■ **PROBLEM TO SOLVE**
Please retype every one of the records below line for line, matching each character.

* Begin RECORD SET *

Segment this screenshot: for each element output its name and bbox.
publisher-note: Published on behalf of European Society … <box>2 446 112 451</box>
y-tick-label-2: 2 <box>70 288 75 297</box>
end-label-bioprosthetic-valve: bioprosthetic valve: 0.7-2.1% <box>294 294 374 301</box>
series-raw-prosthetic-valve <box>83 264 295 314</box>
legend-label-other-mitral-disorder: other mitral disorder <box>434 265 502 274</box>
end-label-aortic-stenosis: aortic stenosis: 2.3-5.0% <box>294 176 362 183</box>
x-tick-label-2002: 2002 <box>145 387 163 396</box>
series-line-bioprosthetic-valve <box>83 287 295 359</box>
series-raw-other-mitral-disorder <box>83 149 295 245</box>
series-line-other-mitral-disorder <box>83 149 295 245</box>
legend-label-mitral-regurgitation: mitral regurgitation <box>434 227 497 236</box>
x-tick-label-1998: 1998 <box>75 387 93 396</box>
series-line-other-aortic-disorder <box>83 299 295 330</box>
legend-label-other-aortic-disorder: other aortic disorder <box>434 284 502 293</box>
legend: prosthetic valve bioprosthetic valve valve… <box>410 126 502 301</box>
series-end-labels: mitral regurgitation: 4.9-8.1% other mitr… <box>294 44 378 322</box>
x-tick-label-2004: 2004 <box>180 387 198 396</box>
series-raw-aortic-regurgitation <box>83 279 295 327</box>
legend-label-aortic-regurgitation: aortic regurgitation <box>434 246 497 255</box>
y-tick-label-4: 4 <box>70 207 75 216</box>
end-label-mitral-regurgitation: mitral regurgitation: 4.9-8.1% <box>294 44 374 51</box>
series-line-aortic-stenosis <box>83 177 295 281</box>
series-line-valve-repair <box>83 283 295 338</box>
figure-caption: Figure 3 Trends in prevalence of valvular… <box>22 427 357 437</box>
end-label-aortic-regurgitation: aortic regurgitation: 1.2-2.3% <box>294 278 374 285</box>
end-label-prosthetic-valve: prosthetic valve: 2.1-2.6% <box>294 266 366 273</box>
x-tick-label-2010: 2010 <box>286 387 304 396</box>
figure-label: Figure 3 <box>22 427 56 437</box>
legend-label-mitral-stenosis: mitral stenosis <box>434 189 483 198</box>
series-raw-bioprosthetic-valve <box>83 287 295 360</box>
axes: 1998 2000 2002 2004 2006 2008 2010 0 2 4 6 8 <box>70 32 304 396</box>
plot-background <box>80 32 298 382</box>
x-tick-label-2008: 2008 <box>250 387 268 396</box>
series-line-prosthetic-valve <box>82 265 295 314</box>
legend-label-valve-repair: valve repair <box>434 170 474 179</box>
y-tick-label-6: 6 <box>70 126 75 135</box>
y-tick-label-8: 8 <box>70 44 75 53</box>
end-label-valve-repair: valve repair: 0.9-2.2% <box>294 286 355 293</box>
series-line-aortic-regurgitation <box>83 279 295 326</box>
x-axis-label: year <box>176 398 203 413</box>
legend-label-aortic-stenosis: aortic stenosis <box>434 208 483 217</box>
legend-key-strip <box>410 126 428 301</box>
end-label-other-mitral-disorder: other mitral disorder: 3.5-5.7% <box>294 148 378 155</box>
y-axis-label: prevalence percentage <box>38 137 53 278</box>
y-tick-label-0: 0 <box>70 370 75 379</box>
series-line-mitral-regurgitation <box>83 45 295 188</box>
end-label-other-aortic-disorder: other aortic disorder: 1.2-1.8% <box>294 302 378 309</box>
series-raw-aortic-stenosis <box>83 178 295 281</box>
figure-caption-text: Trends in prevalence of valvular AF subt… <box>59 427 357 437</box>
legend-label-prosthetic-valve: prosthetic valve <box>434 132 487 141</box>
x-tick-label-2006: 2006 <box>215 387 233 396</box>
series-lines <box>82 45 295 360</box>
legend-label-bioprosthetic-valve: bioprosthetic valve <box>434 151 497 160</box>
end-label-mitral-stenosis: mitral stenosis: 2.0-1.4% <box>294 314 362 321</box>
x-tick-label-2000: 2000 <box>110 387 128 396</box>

* End RECORD SET *

■ **TASK OUTPUT**
Segment this screenshot: for each element output its name and bbox.
publisher-note: Published on behalf of European Society … <box>2 446 112 451</box>
y-tick-label-2: 2 <box>70 288 75 297</box>
end-label-bioprosthetic-valve: bioprosthetic valve: 0.7-2.1% <box>294 294 374 301</box>
series-raw-prosthetic-valve <box>83 264 295 314</box>
legend-label-other-mitral-disorder: other mitral disorder <box>434 265 502 274</box>
end-label-aortic-stenosis: aortic stenosis: 2.3-5.0% <box>294 176 362 183</box>
x-tick-label-2002: 2002 <box>145 387 163 396</box>
series-line-bioprosthetic-valve <box>83 287 295 359</box>
series-raw-other-mitral-disorder <box>83 149 295 245</box>
series-line-other-mitral-disorder <box>83 149 295 245</box>
legend-label-mitral-regurgitation: mitral regurgitation <box>434 227 497 236</box>
x-tick-label-1998: 1998 <box>75 387 93 396</box>
series-line-other-aortic-disorder <box>83 299 295 330</box>
legend-label-other-aortic-disorder: other aortic disorder <box>434 284 502 293</box>
legend: prosthetic valve bioprosthetic valve valve… <box>410 126 502 301</box>
series-end-labels: mitral regurgitation: 4.9-8.1% other mitr… <box>294 44 378 322</box>
x-tick-label-2004: 2004 <box>180 387 198 396</box>
series-raw-aortic-regurgitation <box>83 279 295 327</box>
legend-label-aortic-regurgitation: aortic regurgitation <box>434 246 497 255</box>
y-tick-label-4: 4 <box>70 207 75 216</box>
end-label-mitral-regurgitation: mitral regurgitation: 4.9-8.1% <box>294 44 374 51</box>
series-line-aortic-stenosis <box>83 177 295 281</box>
series-line-valve-repair <box>83 283 295 338</box>
figure-caption: Figure 3 Trends in prevalence of valvular… <box>22 427 357 437</box>
end-label-aortic-regurgitation: aortic regurgitation: 1.2-2.3% <box>294 278 374 285</box>
end-label-prosthetic-valve: prosthetic valve: 2.1-2.6% <box>294 266 366 273</box>
x-tick-label-2010: 2010 <box>286 387 304 396</box>
figure-label: Figure 3 <box>22 427 56 437</box>
legend-label-mitral-stenosis: mitral stenosis <box>434 189 483 198</box>
series-raw-bioprosthetic-valve <box>83 287 295 360</box>
axes: 1998 2000 2002 2004 2006 2008 2010 0 2 4 6 8 <box>70 32 304 396</box>
plot-background <box>80 32 298 382</box>
x-tick-label-2008: 2008 <box>250 387 268 396</box>
series-line-prosthetic-valve <box>82 265 295 314</box>
legend-label-valve-repair: valve repair <box>434 170 474 179</box>
y-tick-label-6: 6 <box>70 126 75 135</box>
y-tick-label-8: 8 <box>70 44 75 53</box>
end-label-valve-repair: valve repair: 0.9-2.2% <box>294 286 355 293</box>
series-line-aortic-regurgitation <box>83 279 295 326</box>
x-axis-label: year <box>176 398 203 413</box>
legend-label-aortic-stenosis: aortic stenosis <box>434 208 483 217</box>
legend-key-strip <box>410 126 428 301</box>
end-label-other-mitral-disorder: other mitral disorder: 3.5-5.7% <box>294 148 378 155</box>
y-axis-label: prevalence percentage <box>38 137 53 278</box>
y-tick-label-0: 0 <box>70 370 75 379</box>
series-line-mitral-regurgitation <box>83 45 295 188</box>
end-label-other-aortic-disorder: other aortic disorder: 1.2-1.8% <box>294 302 378 309</box>
series-raw-aortic-stenosis <box>83 178 295 281</box>
figure-caption-text: Trends in prevalence of valvular AF subt… <box>59 427 357 437</box>
legend-label-prosthetic-valve: prosthetic valve <box>434 132 487 141</box>
x-tick-label-2006: 2006 <box>215 387 233 396</box>
series-lines <box>82 45 295 360</box>
legend-label-bioprosthetic-valve: bioprosthetic valve <box>434 151 497 160</box>
end-label-mitral-stenosis: mitral stenosis: 2.0-1.4% <box>294 314 362 321</box>
x-tick-label-2000: 2000 <box>110 387 128 396</box>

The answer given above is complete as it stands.